> INSTRUCTIONS FOR THE TASK: Starting from the first line below, copy the whole listing exactly.

> RAW DATA:
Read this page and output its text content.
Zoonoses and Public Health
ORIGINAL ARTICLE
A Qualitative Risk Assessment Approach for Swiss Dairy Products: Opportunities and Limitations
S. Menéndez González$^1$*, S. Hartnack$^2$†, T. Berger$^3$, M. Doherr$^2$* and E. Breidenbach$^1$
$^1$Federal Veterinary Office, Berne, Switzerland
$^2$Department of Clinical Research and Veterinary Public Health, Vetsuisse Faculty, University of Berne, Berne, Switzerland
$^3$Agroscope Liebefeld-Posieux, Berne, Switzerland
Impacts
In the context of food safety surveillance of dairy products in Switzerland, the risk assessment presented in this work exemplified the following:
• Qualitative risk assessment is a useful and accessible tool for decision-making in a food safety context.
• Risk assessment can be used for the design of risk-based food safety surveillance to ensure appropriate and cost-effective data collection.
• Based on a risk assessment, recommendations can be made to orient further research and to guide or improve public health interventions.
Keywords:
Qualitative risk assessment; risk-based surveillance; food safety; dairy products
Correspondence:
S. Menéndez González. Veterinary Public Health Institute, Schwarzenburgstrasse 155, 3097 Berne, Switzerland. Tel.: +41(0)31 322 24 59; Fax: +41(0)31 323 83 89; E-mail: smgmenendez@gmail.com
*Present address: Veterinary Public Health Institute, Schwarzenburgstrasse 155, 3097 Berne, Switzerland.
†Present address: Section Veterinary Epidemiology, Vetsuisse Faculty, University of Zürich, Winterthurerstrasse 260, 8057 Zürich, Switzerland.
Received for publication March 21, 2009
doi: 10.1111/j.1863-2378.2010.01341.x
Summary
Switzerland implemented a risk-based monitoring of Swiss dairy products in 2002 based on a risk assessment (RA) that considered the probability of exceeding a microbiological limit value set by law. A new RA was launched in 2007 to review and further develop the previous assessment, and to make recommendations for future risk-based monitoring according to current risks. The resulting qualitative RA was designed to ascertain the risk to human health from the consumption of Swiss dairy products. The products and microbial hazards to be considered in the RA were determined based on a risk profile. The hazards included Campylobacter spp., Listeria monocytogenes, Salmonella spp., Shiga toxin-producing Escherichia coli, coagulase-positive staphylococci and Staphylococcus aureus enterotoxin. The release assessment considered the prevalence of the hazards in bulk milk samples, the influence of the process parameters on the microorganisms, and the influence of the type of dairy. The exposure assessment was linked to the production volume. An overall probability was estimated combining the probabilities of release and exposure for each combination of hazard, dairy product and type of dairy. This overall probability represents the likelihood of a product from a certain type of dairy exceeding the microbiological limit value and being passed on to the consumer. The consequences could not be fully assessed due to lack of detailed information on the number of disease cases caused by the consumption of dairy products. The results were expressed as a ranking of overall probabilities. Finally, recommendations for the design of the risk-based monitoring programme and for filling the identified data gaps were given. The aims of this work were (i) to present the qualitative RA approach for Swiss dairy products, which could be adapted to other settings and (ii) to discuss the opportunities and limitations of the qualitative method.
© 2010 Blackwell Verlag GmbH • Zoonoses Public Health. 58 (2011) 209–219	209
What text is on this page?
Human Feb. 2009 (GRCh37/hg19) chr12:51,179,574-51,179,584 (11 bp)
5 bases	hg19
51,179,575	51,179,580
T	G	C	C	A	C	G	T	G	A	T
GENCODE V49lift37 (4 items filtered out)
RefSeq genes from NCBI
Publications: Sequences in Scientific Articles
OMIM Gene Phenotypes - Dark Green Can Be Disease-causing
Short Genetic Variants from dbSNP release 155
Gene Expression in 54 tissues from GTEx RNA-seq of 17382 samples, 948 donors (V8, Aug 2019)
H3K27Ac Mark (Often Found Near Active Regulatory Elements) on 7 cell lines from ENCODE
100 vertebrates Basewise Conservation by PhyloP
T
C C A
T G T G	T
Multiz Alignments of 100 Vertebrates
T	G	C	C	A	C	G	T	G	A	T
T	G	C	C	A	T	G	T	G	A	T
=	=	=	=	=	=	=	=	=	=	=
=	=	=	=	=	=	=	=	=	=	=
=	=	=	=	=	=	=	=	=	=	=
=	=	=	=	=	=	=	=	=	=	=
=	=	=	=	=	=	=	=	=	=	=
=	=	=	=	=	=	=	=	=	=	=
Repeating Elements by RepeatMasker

> EXERCISE ANSWER:
Read this page and output its text content.
Zoonoses and Public Health
ORIGINAL ARTICLE
A Qualitative Risk Assessment Approach for Swiss Dairy Products: Opportunities and Limitations
S. Menéndez González$^1$*, S. Hartnack$^2$†, T. Berger$^3$, M. Doherr$^2$* and E. Breidenbach$^1$
$^1$Federal Veterinary Office, Berne, Switzerland
$^2$Department of Clinical Research and Veterinary Public Health, Vetsuisse Faculty, University of Berne, Berne, Switzerland
$^3$Agroscope Liebefeld-Posieux, Berne, Switzerland
Impacts
In the context of food safety surveillance of dairy products in Switzerland, the risk assessment presented in this work exemplified the following:
• Qualitative risk assessment is a useful and accessible tool for decision-making in a food safety context.
• Risk assessment can be used for the design of risk-based food safety surveillance to ensure appropriate and cost-effective data collection.
• Based on a risk assessment, recommendations can be made to orient further research and to guide or improve public health interventions.
Keywords:
Qualitative risk assessment; risk-based surveillance; food safety; dairy products
Correspondence:
S. Menéndez González. Veterinary Public Health Institute, Schwarzenburgstrasse 155, 3097 Berne, Switzerland. Tel.: +41(0)31 322 24 59; Fax: +41(0)31 323 83 89; E-mail: smgmenendez@gmail.com
*Present address: Veterinary Public Health Institute, Schwarzenburgstrasse 155, 3097 Berne, Switzerland.
†Present address: Section Veterinary Epidemiology, Vetsuisse Faculty, University of Zürich, Winterthurerstrasse 260, 8057 Zürich, Switzerland.
Received for publication March 21, 2009
doi: 10.1111/j.1863-2378.2010.01341.x
Summary
Switzerland implemented a risk-based monitoring of Swiss dairy products in 2002 based on a risk assessment (RA) that considered the probability of exceeding a microbiological limit value set by law. A new RA was launched in 2007 to review and further develop the previous assessment, and to make recommendations for future risk-based monitoring according to current risks. The resulting qualitative RA was designed to ascertain the risk to human health from the consumption of Swiss dairy products. The products and microbial hazards to be considered in the RA were determined based on a risk profile. The hazards included Campylobacter spp., Listeria monocytogenes, Salmonella spp., Shiga toxin-producing Escherichia coli, coagulase-positive staphylococci and Staphylococcus aureus enterotoxin. The release assessment considered the prevalence of the hazards in bulk milk samples, the influence of the process parameters on the microorganisms, and the influence of the type of dairy. The exposure assessment was linked to the production volume. An overall probability was estimated combining the probabilities of release and exposure for each combination of hazard, dairy product and type of dairy. This overall probability represents the likelihood of a product from a certain type of dairy exceeding the microbiological limit value and being passed on to the consumer. The consequences could not be fully assessed due to lack of detailed information on the number of disease cases caused by the consumption of dairy products. The results were expressed as a ranking of overall probabilities. Finally, recommendations for the design of the risk-based monitoring programme and for filling the identified data gaps were given. The aims of this work were (i) to present the qualitative RA approach for Swiss dairy products, which could be adapted to other settings and (ii) to discuss the opportunities and limitations of the qualitative method.
© 2010 Blackwell Verlag GmbH • Zoonoses Public Health. 58 (2011) 209–219	209
What text is on this page?
Human Feb. 2009 (GRCh37/hg19) chr12:51,179,574-51,179,584 (11 bp)
5 bases	hg19
51,179,575	51,179,580
T	G	C	C	A	C	G	T	G	A	T
GENCODE V49lift37 (4 items filtered out)
RefSeq genes from NCBI
Publications: Sequences in Scientific Articles
OMIM Gene Phenotypes - Dark Green Can Be Disease-causing
Short Genetic Variants from dbSNP release 155
Gene Expression in 54 tissues from GTEx RNA-seq of 17382 samples, 948 donors (V8, Aug 2019)
H3K27Ac Mark (Often Found Near Active Regulatory Elements) on 7 cell lines from ENCODE
100 vertebrates Basewise Conservation by PhyloP
T
C C A
T G T G	T
Multiz Alignments of 100 Vertebrates
T	G	C	C	A	C	G	T	G	A	T
T	G	C	C	A	T	G	T	G	A	T
=	=	=	=	=	=	=	=	=	=	=
=	=	=	=	=	=	=	=	=	=	=
=	=	=	=	=	=	=	=	=	=	=
=	=	=	=	=	=	=	=	=	=	=
=	=	=	=	=	=	=	=	=	=	=
=	=	=	=	=	=	=	=	=	=	=
Repeating Elements by RepeatMasker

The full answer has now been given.